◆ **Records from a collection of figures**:
## start

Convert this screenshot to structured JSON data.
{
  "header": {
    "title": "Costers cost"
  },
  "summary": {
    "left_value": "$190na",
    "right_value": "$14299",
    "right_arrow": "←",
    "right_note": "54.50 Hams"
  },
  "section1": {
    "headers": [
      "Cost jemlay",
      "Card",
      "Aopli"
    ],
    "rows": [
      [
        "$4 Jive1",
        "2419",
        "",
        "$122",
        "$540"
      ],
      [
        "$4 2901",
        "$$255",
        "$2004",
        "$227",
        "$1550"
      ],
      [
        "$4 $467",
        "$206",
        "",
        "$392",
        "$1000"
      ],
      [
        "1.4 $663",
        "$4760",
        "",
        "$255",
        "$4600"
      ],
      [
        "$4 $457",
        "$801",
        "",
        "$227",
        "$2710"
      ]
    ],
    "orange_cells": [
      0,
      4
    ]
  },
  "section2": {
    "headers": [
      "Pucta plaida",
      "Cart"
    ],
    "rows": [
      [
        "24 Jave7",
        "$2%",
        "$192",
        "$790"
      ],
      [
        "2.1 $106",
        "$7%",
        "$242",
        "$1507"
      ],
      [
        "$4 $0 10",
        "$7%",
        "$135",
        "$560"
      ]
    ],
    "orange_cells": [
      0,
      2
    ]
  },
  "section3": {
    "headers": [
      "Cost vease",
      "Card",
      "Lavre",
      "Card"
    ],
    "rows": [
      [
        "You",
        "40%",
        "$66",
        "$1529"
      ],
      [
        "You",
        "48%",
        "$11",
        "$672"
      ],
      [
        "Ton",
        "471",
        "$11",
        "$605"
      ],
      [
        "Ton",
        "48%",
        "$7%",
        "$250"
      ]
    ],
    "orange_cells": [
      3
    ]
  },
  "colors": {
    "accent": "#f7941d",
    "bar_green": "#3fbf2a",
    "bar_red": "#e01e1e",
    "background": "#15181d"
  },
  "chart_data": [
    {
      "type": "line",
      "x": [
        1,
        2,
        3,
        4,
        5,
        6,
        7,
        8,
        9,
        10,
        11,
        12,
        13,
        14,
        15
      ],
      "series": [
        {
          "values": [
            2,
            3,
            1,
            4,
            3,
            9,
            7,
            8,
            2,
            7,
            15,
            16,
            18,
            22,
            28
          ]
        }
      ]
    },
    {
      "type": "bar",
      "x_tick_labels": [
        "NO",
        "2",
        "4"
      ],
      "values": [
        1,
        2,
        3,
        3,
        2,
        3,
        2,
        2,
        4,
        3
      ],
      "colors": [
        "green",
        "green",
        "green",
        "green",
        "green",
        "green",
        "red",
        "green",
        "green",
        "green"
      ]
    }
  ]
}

## end
## start

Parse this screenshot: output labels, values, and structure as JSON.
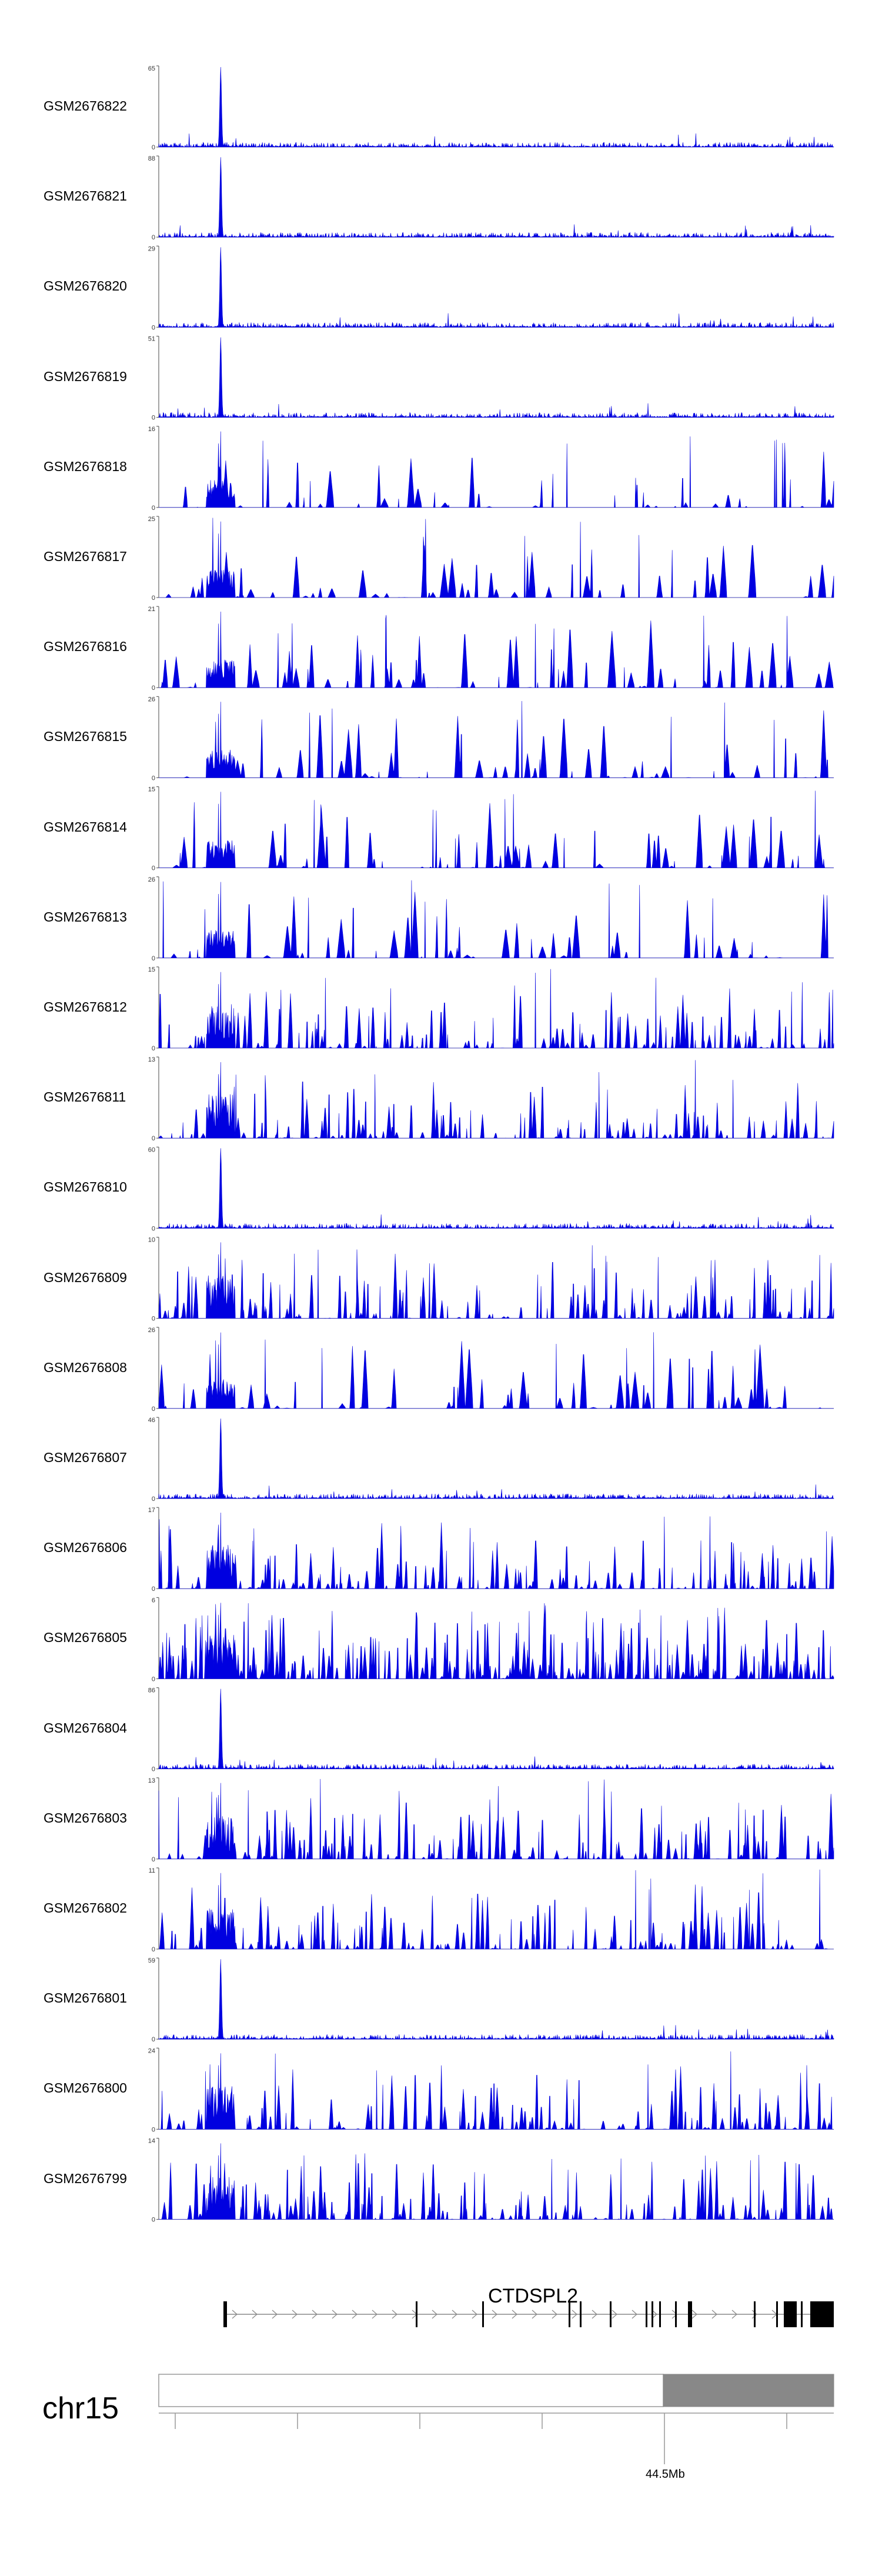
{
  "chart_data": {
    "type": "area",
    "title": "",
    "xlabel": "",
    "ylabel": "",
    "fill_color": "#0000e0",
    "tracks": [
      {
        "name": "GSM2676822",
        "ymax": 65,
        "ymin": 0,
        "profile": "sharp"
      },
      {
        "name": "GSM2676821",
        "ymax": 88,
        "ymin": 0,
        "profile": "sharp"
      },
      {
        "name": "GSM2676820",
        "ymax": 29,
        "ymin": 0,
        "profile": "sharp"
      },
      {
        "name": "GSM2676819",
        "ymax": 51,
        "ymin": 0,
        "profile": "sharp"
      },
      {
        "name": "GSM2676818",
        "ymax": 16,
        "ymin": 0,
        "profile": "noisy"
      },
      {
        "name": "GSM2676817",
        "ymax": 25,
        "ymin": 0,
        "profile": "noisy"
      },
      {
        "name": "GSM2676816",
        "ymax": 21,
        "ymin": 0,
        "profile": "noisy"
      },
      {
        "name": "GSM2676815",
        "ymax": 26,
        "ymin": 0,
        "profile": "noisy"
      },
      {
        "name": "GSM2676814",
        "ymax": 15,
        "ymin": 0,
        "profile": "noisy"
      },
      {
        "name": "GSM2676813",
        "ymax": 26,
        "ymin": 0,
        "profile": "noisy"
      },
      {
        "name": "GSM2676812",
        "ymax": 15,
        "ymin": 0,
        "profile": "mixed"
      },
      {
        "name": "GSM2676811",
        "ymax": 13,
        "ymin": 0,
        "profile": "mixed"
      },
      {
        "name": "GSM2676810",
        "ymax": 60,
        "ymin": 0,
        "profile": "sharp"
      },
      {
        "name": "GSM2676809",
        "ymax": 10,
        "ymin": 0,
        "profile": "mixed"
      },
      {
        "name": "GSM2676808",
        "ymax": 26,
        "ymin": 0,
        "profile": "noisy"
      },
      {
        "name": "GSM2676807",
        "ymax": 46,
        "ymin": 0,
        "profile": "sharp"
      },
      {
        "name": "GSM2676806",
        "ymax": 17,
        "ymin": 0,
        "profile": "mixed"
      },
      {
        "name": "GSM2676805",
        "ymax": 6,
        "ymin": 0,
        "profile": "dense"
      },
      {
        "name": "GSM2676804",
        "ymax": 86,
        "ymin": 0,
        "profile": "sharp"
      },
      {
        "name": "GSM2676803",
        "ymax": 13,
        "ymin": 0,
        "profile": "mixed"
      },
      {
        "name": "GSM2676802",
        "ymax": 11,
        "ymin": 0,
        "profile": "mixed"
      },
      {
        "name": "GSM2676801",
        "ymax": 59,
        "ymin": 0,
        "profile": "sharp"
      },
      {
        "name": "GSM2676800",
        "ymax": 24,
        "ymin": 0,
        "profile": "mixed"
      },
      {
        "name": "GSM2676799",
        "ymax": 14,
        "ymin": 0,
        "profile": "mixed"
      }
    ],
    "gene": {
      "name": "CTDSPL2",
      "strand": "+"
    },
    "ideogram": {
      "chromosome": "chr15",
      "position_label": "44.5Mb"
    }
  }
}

## end

◆ **INSTRUCTION**: Across the data above, how many lines include the word "screenshot"? Give only the count.

◆ **THE REPLY**: 2